**Article**
— START —

Re: [ceph-users] Gentoo & ceph 0.67 & pg stuck After fresh Installation

Aaron Ten Clay Thu, 30 Jan 2014 17:21:20 -0800

Philipp,

I have had issues with clock sync on machines before that I could usually
alleviate by tweaking the kernel config. Changing CONFIG_HZ to 300 instead
of 1000 can help. If you ever reboot the machines, making sure your init
system writes the current software clock to the hardware clock on shutdown
(if you use OpenRC, /etc/conf.d/hwclock should have 'clock_hctosys="YES"')
can help that situation.


Some more hardware details might be helpful. On very, very overloaded
systems I've seen the software clock drift a lot, you might just be trying
to do too much with the number of cores you have. Also, cheap or
badly-configured hardware can cause spurious interrupts, so keeping an eye
on the context-switches-per-second, and interrupts-per-second values over
time might be a clue for clock drift as well.

— END —

**Set task A**
In the post, condense the paragraph starting "Some more hardware details" into a short list of its main points.
The post and the listing have nothing to do with each other.

**Working data**

— START —

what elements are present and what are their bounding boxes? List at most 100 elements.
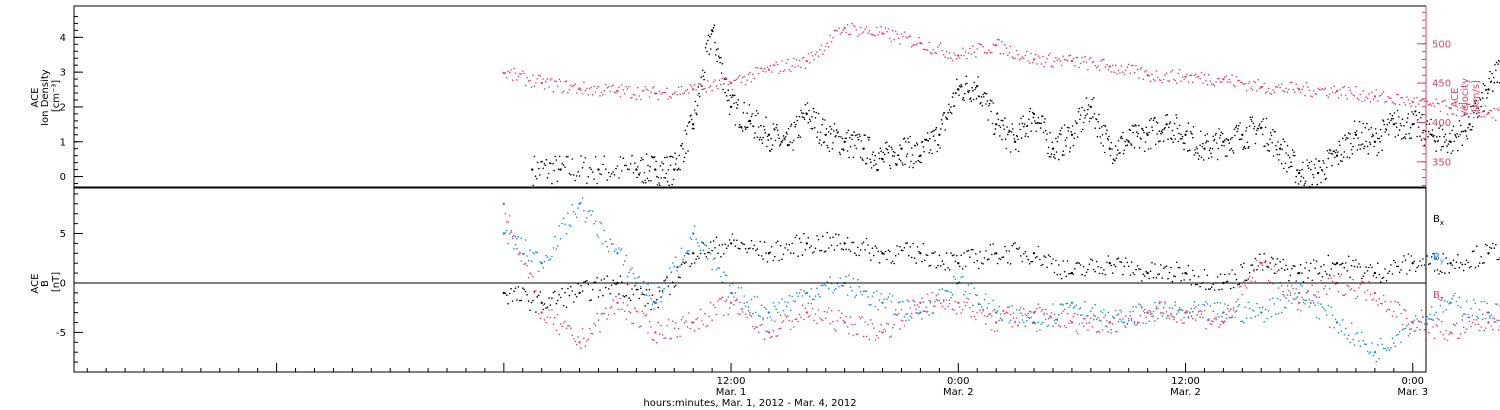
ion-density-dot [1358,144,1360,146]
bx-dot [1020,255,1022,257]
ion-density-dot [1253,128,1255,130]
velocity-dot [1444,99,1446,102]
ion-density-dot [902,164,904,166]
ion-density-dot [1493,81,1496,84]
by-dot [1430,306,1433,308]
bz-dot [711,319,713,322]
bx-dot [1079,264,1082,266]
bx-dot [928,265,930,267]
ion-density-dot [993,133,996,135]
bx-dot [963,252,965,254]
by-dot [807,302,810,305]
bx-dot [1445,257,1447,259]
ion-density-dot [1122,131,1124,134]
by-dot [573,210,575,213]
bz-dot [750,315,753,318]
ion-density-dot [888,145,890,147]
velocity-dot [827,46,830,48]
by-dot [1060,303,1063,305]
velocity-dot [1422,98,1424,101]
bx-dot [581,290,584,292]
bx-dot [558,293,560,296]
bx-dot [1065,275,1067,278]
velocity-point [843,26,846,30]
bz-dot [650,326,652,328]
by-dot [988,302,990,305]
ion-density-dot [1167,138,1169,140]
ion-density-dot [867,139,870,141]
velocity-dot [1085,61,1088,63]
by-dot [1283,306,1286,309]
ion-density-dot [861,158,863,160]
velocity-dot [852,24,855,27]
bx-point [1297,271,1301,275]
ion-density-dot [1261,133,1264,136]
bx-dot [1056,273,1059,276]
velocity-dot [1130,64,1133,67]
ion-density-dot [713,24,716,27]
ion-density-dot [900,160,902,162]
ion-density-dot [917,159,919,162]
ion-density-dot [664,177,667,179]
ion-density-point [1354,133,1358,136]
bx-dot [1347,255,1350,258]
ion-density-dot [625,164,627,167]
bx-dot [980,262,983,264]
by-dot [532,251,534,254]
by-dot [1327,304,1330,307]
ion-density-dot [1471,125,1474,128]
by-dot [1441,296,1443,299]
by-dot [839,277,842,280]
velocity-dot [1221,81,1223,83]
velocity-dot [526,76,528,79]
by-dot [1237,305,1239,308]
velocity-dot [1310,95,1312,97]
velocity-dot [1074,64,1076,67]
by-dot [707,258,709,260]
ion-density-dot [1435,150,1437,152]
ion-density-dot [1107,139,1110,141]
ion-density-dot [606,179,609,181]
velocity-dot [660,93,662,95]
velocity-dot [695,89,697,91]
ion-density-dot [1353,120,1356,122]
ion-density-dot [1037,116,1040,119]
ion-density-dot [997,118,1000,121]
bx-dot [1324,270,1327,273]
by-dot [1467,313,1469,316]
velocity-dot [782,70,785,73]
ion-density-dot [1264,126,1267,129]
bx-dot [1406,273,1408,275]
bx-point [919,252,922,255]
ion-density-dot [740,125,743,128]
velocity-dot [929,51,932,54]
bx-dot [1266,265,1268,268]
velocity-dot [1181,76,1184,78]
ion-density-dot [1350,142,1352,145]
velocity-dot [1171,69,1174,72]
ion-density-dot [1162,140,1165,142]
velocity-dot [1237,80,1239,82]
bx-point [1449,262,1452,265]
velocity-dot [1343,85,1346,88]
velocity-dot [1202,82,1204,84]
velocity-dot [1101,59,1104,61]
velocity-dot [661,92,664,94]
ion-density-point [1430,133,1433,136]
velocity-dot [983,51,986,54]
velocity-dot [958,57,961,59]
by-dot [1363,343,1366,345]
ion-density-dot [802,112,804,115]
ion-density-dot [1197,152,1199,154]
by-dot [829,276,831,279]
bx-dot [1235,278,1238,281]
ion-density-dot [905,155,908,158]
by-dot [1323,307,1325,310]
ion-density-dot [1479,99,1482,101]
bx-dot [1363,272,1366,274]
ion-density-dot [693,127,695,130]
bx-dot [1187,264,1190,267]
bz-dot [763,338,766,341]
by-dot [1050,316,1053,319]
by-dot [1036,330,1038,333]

— END —

**Set task B**
Copy out everything in the listing from the line with "ion-density-dot [1358,144,1360,146]" down to the line with "ion-density-dot [867,139,870,141]", keeping both of those lines.

**Solution A**
- More hardware details could help.
- On very overloaded systems, the software clock can drift a lot, so there may be too much work for the number of cores.
- Cheap or badly configured hardware can cause spurious interrupts.
- Watching context switches per second and interrupts per second over time may point to clock drift.

**Solution B**
ion-density-dot [1358,144,1360,146]
bx-dot [1020,255,1022,257]
ion-density-dot [1253,128,1255,130]
velocity-dot [1444,99,1446,102]
ion-density-dot [902,164,904,166]
ion-density-dot [1493,81,1496,84]
by-dot [1430,306,1433,308]
bz-dot [711,319,713,322]
bx-dot [1079,264,1082,266]
bx-dot [928,265,930,267]
ion-density-dot [993,133,996,135]
bx-dot [963,252,965,254]
by-dot [807,302,810,305]
bx-dot [1445,257,1447,259]
ion-density-dot [1122,131,1124,134]
by-dot [573,210,575,213]
bz-dot [750,315,753,318]
ion-density-dot [888,145,890,147]
velocity-dot [827,46,830,48]
by-dot [1060,303,1063,305]
velocity-dot [1422,98,1424,101]
bx-dot [581,290,584,292]
bx-dot [558,293,560,296]
bx-dot [1065,275,1067,278]
velocity-point [843,26,846,30]
bz-dot [650,326,652,328]
by-dot [988,302,990,305]
ion-density-dot [1167,138,1169,140]
ion-density-dot [867,139,870,141]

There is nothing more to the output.